-- TASK GOAL --
The data below needs to be returned exactly, line for line.

Recorded data
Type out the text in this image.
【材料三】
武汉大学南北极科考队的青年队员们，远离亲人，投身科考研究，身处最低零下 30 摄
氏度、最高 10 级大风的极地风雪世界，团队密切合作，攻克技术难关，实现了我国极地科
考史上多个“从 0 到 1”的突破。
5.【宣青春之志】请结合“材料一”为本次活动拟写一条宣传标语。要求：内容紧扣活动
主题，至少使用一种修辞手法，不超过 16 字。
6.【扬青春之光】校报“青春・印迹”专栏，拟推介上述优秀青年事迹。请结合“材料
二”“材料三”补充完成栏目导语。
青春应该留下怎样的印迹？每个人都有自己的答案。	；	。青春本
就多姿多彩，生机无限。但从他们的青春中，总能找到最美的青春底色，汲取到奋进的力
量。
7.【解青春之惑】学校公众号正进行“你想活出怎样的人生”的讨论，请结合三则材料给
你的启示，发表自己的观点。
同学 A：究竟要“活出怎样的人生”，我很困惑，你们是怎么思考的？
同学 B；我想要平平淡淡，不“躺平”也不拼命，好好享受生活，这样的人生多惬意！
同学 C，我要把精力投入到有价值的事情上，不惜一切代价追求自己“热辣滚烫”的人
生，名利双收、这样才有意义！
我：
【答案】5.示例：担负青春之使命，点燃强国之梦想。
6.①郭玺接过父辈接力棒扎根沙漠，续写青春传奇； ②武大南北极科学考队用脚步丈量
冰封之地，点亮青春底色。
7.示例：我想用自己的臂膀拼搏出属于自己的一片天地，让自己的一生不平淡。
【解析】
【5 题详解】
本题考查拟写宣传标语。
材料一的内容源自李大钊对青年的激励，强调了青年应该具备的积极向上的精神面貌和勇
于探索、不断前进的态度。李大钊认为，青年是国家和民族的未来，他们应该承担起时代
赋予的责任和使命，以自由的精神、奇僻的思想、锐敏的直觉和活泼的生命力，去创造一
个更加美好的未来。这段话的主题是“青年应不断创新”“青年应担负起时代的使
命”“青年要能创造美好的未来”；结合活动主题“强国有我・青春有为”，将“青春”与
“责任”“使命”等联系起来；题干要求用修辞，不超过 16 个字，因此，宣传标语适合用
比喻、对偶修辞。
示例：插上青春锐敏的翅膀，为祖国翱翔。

-- ANSWER TO THE TASK --
Type out the text in this image.
【材料三】
武汉大学南北极科考队的青年队员们，远离亲人，投身科考研究，身处最低零下 30 摄
氏度、最高 10 级大风的极地风雪世界，团队密切合作，攻克技术难关，实现了我国极地科
考史上多个“从 0 到 1”的突破。
5.【宣青春之志】请结合“材料一”为本次活动拟写一条宣传标语。要求：内容紧扣活动
主题，至少使用一种修辞手法，不超过 16 字。
6.【扬青春之光】校报“青春・印迹”专栏，拟推介上述优秀青年事迹。请结合“材料
二”“材料三”补充完成栏目导语。
青春应该留下怎样的印迹？每个人都有自己的答案。	；	。青春本
就多姿多彩，生机无限。但从他们的青春中，总能找到最美的青春底色，汲取到奋进的力
量。
7.【解青春之惑】学校公众号正进行“你想活出怎样的人生”的讨论，请结合三则材料给
你的启示，发表自己的观点。
同学 A：究竟要“活出怎样的人生”，我很困惑，你们是怎么思考的？
同学 B；我想要平平淡淡，不“躺平”也不拼命，好好享受生活，这样的人生多惬意！
同学 C，我要把精力投入到有价值的事情上，不惜一切代价追求自己“热辣滚烫”的人
生，名利双收、这样才有意义！
我：
【答案】5.示例：担负青春之使命，点燃强国之梦想。
6.①郭玺接过父辈接力棒扎根沙漠，续写青春传奇； ②武大南北极科学考队用脚步丈量
冰封之地，点亮青春底色。
7.示例：我想用自己的臂膀拼搏出属于自己的一片天地，让自己的一生不平淡。
【解析】
【5 题详解】
本题考查拟写宣传标语。
材料一的内容源自李大钊对青年的激励，强调了青年应该具备的积极向上的精神面貌和勇
于探索、不断前进的态度。李大钊认为，青年是国家和民族的未来，他们应该承担起时代
赋予的责任和使命，以自由的精神、奇僻的思想、锐敏的直觉和活泼的生命力，去创造一
个更加美好的未来。这段话的主题是“青年应不断创新”“青年应担负起时代的使
命”“青年要能创造美好的未来”；结合活动主题“强国有我・青春有为”，将“青春”与
“责任”“使命”等联系起来；题干要求用修辞，不超过 16 个字，因此，宣传标语适合用
比喻、对偶修辞。
示例：插上青春锐敏的翅膀，为祖国翱翔。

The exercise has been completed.